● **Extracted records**
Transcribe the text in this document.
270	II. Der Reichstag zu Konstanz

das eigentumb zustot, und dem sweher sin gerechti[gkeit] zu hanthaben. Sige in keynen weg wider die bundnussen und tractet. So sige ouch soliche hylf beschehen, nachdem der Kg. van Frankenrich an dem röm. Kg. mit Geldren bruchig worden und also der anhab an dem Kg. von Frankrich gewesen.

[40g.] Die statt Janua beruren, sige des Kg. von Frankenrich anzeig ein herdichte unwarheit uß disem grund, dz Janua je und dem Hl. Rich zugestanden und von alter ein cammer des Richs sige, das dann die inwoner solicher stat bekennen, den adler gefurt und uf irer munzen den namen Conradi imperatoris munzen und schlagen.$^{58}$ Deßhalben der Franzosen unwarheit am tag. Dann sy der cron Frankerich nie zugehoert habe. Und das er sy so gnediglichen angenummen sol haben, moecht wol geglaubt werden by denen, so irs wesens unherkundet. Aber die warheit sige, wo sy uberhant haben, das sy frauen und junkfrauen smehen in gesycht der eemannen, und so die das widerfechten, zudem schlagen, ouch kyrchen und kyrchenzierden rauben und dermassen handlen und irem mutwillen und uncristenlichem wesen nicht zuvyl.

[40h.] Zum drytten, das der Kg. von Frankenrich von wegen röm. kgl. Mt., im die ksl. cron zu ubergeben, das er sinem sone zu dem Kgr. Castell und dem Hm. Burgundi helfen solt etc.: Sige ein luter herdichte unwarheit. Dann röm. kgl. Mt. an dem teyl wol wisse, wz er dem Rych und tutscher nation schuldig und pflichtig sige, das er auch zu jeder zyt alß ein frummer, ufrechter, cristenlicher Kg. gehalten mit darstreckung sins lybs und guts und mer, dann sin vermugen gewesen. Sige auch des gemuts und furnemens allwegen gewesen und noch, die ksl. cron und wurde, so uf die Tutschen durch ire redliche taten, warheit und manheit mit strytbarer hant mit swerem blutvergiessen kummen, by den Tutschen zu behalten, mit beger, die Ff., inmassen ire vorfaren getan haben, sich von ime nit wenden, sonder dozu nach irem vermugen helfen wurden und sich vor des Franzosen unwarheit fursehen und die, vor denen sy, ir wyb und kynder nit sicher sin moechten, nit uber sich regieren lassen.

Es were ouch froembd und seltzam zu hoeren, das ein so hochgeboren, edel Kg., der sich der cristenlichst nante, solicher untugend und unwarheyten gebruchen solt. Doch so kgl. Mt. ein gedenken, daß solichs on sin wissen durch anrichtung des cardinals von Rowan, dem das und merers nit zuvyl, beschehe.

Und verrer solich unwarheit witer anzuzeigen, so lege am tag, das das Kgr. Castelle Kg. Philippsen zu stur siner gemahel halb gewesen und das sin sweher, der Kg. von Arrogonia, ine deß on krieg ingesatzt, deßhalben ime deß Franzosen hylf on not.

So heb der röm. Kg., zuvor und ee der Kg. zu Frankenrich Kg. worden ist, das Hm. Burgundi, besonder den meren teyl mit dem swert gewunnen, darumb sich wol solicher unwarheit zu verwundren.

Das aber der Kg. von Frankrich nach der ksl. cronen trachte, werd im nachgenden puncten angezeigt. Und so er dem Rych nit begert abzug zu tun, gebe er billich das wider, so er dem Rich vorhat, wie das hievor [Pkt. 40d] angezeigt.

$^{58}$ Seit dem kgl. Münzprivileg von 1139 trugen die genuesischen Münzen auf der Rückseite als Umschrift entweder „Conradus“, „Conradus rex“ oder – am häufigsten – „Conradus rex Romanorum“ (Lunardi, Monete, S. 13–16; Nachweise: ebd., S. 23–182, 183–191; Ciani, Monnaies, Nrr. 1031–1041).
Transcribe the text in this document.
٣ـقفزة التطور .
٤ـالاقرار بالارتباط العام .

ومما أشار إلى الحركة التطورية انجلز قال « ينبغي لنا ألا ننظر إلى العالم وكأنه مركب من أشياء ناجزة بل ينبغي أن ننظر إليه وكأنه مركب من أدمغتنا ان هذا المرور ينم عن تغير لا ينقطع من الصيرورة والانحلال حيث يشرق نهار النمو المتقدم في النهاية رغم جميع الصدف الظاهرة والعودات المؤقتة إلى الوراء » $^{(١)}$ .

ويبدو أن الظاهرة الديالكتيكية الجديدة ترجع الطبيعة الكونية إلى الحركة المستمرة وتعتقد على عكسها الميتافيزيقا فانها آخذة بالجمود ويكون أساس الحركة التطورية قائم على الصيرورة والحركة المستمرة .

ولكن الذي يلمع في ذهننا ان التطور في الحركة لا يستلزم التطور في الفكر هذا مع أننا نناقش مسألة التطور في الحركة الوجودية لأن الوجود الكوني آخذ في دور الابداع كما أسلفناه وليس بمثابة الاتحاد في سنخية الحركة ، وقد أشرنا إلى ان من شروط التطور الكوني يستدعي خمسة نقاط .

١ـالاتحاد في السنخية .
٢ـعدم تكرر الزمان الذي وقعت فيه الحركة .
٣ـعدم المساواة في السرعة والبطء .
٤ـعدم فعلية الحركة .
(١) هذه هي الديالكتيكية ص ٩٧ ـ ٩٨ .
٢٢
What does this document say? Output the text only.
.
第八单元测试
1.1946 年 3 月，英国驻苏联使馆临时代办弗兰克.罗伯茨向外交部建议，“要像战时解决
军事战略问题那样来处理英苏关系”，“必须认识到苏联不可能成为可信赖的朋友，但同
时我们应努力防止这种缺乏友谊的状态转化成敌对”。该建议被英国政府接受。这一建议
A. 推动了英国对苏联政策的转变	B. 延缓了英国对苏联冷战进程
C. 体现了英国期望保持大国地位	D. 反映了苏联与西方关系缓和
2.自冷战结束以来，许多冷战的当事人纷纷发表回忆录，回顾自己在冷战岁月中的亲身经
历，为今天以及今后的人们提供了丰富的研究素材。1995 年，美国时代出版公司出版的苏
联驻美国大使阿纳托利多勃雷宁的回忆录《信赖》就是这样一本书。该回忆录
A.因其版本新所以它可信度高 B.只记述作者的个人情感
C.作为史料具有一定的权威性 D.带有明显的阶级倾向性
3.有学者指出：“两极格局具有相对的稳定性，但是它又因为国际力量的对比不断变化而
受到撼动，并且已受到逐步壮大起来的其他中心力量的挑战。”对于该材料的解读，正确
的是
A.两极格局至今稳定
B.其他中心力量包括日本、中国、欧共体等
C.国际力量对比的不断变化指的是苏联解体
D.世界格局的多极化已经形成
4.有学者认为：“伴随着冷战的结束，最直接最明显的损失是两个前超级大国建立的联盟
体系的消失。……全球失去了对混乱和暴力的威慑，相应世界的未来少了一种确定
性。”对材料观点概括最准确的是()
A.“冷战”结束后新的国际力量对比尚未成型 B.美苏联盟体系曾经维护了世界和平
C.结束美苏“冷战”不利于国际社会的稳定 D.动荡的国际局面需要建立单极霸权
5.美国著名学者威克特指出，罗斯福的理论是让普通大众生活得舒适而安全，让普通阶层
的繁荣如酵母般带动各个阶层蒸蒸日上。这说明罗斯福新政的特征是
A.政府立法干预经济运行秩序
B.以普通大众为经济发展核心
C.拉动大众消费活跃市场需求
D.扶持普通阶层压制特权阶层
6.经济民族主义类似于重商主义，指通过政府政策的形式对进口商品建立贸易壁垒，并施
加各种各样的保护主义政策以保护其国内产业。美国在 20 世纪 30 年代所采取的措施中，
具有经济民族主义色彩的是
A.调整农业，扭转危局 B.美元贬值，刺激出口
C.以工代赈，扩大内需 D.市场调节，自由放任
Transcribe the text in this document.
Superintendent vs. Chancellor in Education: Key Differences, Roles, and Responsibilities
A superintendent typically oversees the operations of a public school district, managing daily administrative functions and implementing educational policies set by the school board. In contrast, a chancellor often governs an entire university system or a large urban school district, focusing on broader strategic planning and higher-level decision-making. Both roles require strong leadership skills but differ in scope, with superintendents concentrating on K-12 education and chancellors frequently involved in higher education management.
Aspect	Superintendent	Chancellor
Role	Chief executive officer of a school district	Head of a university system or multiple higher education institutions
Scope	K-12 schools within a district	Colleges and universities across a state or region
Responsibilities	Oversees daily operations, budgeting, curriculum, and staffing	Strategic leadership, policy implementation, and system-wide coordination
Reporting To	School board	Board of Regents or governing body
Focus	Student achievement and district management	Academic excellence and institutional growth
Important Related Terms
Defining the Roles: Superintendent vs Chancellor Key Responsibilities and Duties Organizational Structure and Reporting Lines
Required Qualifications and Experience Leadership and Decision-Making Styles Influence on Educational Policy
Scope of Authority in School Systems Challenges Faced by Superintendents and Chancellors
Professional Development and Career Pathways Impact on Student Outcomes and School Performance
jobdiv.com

● **Objective**
Copy every single line of the material above that holds "Reporting".

● **Correct output**
Reporting To	School board	Board of Regents or governing body
Defining the Roles: Superintendent vs Chancellor Key Responsibilities and Duties Organizational Structure and Reporting Lines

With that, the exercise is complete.